Find the word "JSON" in the data. Return every line where it appears.

Records from a collection of figures
/---

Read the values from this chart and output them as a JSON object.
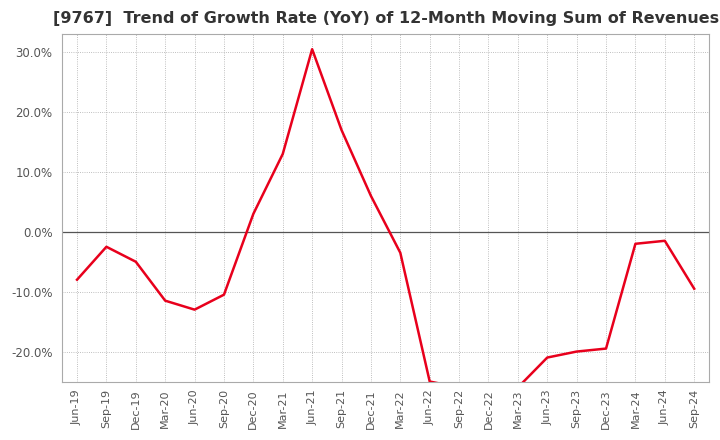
{
  "title": "[9767]  Trend of Growth Rate (YoY) of 12-Month Moving Sum of Revenues",
  "title_fontsize": 11.5,
  "line_color": "#e8001c",
  "background_color": "#ffffff",
  "grid_color": "#aaaaaa",
  "zero_line_color": "#555555",
  "ylim": [
    -25,
    33
  ],
  "yticks": [
    -20,
    -10,
    0,
    10,
    20,
    30
  ],
  "x_labels": [
    "Jun-19",
    "Sep-19",
    "Dec-19",
    "Mar-20",
    "Jun-20",
    "Sep-20",
    "Dec-20",
    "Mar-21",
    "Jun-21",
    "Sep-21",
    "Dec-21",
    "Mar-22",
    "Jun-22",
    "Sep-22",
    "Dec-22",
    "Mar-23",
    "Jun-23",
    "Sep-23",
    "Dec-23",
    "Mar-24",
    "Jun-24",
    "Sep-24"
  ],
  "values": [
    -8.0,
    -2.5,
    -5.0,
    -11.5,
    -13.0,
    -10.5,
    3.0,
    13.0,
    30.5,
    17.0,
    6.0,
    -3.5,
    -25.0,
    -26.0,
    -26.5,
    -26.0,
    -21.0,
    -20.0,
    -19.5,
    -2.0,
    -1.5,
    -9.5
  ]
}
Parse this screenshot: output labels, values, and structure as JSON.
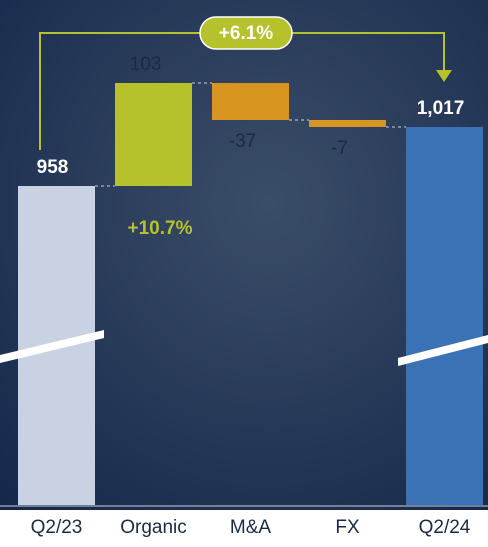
{
  "chart_data": {
    "type": "waterfall",
    "categories": [
      "Q2/23",
      "Organic",
      "M&A",
      "FX",
      "Q2/24"
    ],
    "values": [
      958,
      103,
      -37,
      -7,
      1017
    ],
    "value_labels": [
      "958",
      "103",
      "-37",
      "-7",
      "1,017"
    ],
    "colors": [
      "#c8d2e2",
      "#b5c22b",
      "#d8951f",
      "#d8951f",
      "#3b72b6"
    ],
    "ylim": [
      639,
      1100
    ],
    "annotations": [
      "+6.1%",
      "+10.7%"
    ]
  }
}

\---

OUTPUT FOR THIS EXERCISE |
Read the values from this chart and output them as a JSON object.
Parse this screenshot: output labels, values, and structure as JSON.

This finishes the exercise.